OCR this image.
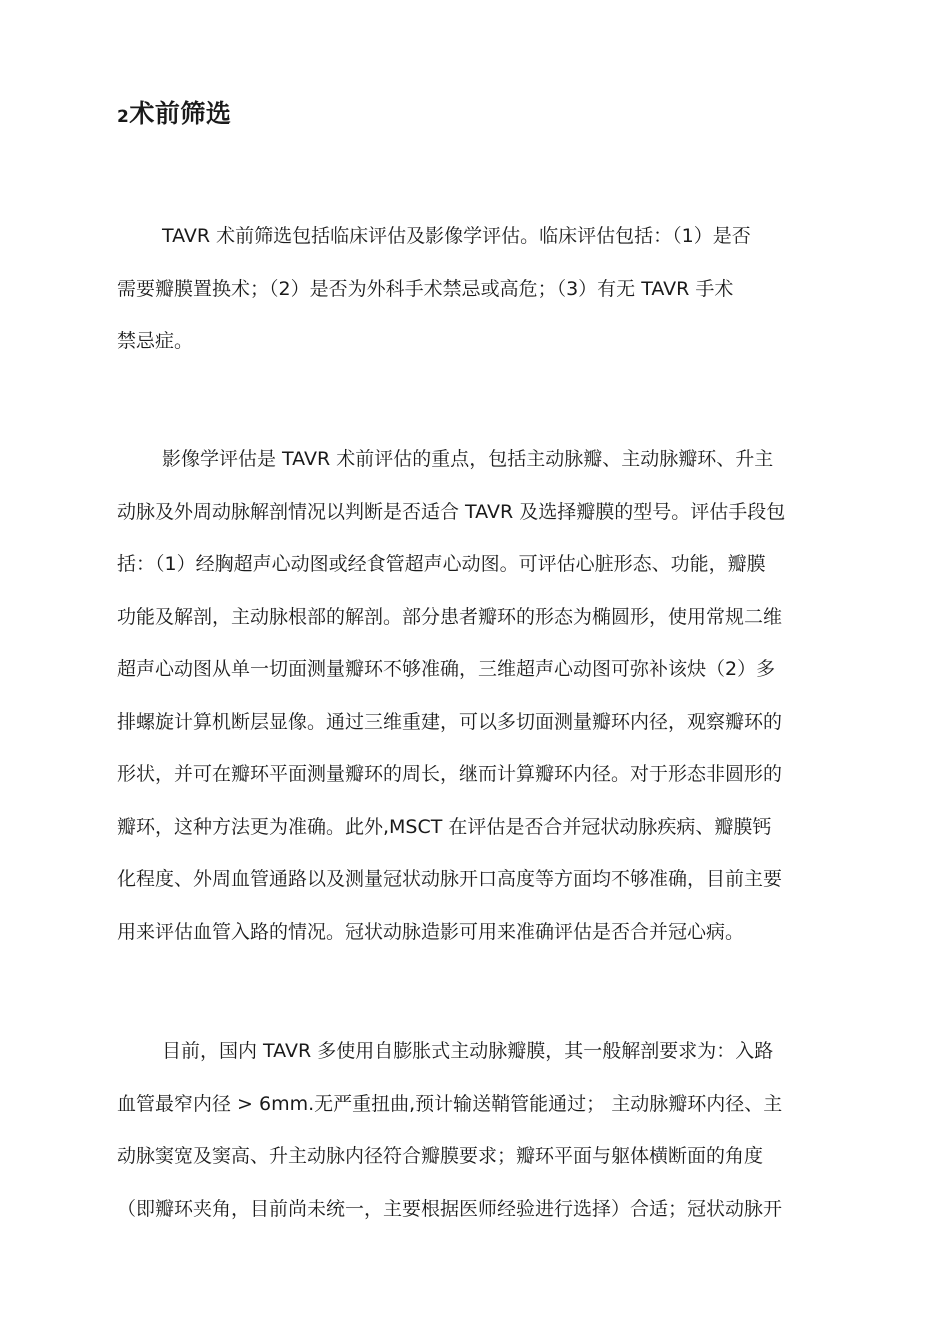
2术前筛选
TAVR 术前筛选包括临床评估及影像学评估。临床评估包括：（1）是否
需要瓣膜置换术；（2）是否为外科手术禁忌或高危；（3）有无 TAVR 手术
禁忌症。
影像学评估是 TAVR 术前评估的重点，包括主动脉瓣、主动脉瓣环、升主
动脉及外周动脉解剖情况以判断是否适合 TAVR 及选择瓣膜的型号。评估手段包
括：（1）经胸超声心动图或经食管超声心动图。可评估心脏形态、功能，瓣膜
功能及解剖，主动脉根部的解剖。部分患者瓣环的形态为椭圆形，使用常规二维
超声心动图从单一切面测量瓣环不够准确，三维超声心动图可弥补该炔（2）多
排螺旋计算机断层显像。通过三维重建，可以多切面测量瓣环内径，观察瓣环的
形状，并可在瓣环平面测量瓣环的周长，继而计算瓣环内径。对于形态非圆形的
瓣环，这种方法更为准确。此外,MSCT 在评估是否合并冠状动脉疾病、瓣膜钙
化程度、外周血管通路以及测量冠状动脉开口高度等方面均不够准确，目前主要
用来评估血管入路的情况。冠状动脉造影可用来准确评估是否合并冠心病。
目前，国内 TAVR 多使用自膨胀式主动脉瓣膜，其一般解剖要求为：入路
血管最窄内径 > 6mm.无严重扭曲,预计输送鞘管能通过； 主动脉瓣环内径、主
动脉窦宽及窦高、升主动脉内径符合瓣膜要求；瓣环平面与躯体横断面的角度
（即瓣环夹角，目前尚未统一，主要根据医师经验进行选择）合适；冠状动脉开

^^^^^^^^^^^^^^^^

TO DO: Word for word, quote the lines above. Omit the pictures.

RESULT:
OCR this image.
2术前筛选
TAVR 术前筛选包括临床评估及影像学评估。临床评估包括：（1）是否
需要瓣膜置换术；（2）是否为外科手术禁忌或高危；（3）有无 TAVR 手术
禁忌症。
影像学评估是 TAVR 术前评估的重点，包括主动脉瓣、主动脉瓣环、升主
动脉及外周动脉解剖情况以判断是否适合 TAVR 及选择瓣膜的型号。评估手段包
括：（1）经胸超声心动图或经食管超声心动图。可评估心脏形态、功能，瓣膜
功能及解剖，主动脉根部的解剖。部分患者瓣环的形态为椭圆形，使用常规二维
超声心动图从单一切面测量瓣环不够准确，三维超声心动图可弥补该炔（2）多
排螺旋计算机断层显像。通过三维重建，可以多切面测量瓣环内径，观察瓣环的
形状，并可在瓣环平面测量瓣环的周长，继而计算瓣环内径。对于形态非圆形的
瓣环，这种方法更为准确。此外,MSCT 在评估是否合并冠状动脉疾病、瓣膜钙
化程度、外周血管通路以及测量冠状动脉开口高度等方面均不够准确，目前主要
用来评估血管入路的情况。冠状动脉造影可用来准确评估是否合并冠心病。
目前，国内 TAVR 多使用自膨胀式主动脉瓣膜，其一般解剖要求为：入路
血管最窄内径 > 6mm.无严重扭曲,预计输送鞘管能通过； 主动脉瓣环内径、主
动脉窦宽及窦高、升主动脉内径符合瓣膜要求；瓣环平面与躯体横断面的角度
（即瓣环夹角，目前尚未统一，主要根据医师经验进行选择）合适；冠状动脉开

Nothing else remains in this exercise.